# [Task details]
Would you set down every entry shown below, precisely as written?

# [Record extracts]
<<<<

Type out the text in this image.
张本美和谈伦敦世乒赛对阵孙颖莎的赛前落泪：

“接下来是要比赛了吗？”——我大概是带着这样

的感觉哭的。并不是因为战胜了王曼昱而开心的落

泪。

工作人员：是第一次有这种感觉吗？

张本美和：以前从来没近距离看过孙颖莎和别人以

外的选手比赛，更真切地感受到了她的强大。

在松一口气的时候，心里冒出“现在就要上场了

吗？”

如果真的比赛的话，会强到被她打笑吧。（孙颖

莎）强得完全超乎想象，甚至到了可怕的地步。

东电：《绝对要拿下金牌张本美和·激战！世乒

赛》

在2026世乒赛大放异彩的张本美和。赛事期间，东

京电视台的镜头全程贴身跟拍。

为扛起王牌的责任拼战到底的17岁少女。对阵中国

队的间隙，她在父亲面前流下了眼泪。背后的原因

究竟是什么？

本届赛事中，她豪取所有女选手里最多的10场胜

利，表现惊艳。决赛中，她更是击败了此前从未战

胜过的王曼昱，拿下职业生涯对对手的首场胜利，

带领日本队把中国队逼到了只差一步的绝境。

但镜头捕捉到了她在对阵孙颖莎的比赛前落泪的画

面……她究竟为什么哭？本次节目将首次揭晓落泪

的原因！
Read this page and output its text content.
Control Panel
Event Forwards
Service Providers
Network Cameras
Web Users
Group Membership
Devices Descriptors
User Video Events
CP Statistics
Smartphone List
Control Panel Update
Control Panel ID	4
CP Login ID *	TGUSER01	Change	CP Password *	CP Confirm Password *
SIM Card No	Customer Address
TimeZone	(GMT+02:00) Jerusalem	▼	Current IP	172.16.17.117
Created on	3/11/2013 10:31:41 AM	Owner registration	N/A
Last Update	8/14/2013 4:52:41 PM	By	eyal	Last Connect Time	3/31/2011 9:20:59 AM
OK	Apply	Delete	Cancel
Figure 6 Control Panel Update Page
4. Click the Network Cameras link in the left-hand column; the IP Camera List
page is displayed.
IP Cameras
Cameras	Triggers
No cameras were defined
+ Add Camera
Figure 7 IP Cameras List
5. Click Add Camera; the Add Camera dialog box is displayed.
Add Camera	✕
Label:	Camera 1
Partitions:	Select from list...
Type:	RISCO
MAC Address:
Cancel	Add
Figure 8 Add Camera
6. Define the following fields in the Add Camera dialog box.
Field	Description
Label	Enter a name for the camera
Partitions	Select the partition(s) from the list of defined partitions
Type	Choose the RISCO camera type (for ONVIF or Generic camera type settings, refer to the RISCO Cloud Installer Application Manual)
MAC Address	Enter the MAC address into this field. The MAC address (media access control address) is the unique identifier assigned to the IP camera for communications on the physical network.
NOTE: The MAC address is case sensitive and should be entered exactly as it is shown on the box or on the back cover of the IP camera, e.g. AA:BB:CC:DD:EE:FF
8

>>>>

# [Solution below]
Type out the text in this image.
张本美和谈伦敦世乒赛对阵孙颖莎的赛前落泪：

“接下来是要比赛了吗？”——我大概是带着这样

的感觉哭的。并不是因为战胜了王曼昱而开心的落

泪。

工作人员：是第一次有这种感觉吗？

张本美和：以前从来没近距离看过孙颖莎和别人以

外的选手比赛，更真切地感受到了她的强大。

在松一口气的时候，心里冒出“现在就要上场了

吗？”

如果真的比赛的话，会强到被她打笑吧。（孙颖

莎）强得完全超乎想象，甚至到了可怕的地步。

东电：《绝对要拿下金牌张本美和·激战！世乒

赛》

在2026世乒赛大放异彩的张本美和。赛事期间，东

京电视台的镜头全程贴身跟拍。

为扛起王牌的责任拼战到底的17岁少女。对阵中国

队的间隙，她在父亲面前流下了眼泪。背后的原因

究竟是什么？

本届赛事中，她豪取所有女选手里最多的10场胜

利，表现惊艳。决赛中，她更是击败了此前从未战

胜过的王曼昱，拿下职业生涯对对手的首场胜利，

带领日本队把中国队逼到了只差一步的绝境。

但镜头捕捉到了她在对阵孙颖莎的比赛前落泪的画

面……她究竟为什么哭？本次节目将首次揭晓落泪

的原因！
Read this page and output its text content.
Control Panel
Event Forwards
Service Providers
Network Cameras
Web Users
Group Membership
Devices Descriptors
User Video Events
CP Statistics
Smartphone List
Control Panel Update
Control Panel ID	4
CP Login ID *	TGUSER01	Change	CP Password *	CP Confirm Password *
SIM Card No	Customer Address
TimeZone	(GMT+02:00) Jerusalem	▼	Current IP	172.16.17.117
Created on	3/11/2013 10:31:41 AM	Owner registration	N/A
Last Update	8/14/2013 4:52:41 PM	By	eyal	Last Connect Time	3/31/2011 9:20:59 AM
OK	Apply	Delete	Cancel
Figure 6 Control Panel Update Page
4. Click the Network Cameras link in the left-hand column; the IP Camera List
page is displayed.
IP Cameras
Cameras	Triggers
No cameras were defined
+ Add Camera
Figure 7 IP Cameras List
5. Click Add Camera; the Add Camera dialog box is displayed.
Add Camera	✕
Label:	Camera 1
Partitions:	Select from list...
Type:	RISCO
MAC Address:
Cancel	Add
Figure 8 Add Camera
6. Define the following fields in the Add Camera dialog box.
Field	Description
Label	Enter a name for the camera
Partitions	Select the partition(s) from the list of defined partitions
Type	Choose the RISCO camera type (for ONVIF or Generic camera type settings, refer to the RISCO Cloud Installer Application Manual)
MAC Address	Enter the MAC address into this field. The MAC address (media access control address) is the unique identifier assigned to the IP camera for communications on the physical network.
NOTE: The MAC address is case sensitive and should be entered exactly as it is shown on the box or on the back cover of the IP camera, e.g. AA:BB:CC:DD:EE:FF
8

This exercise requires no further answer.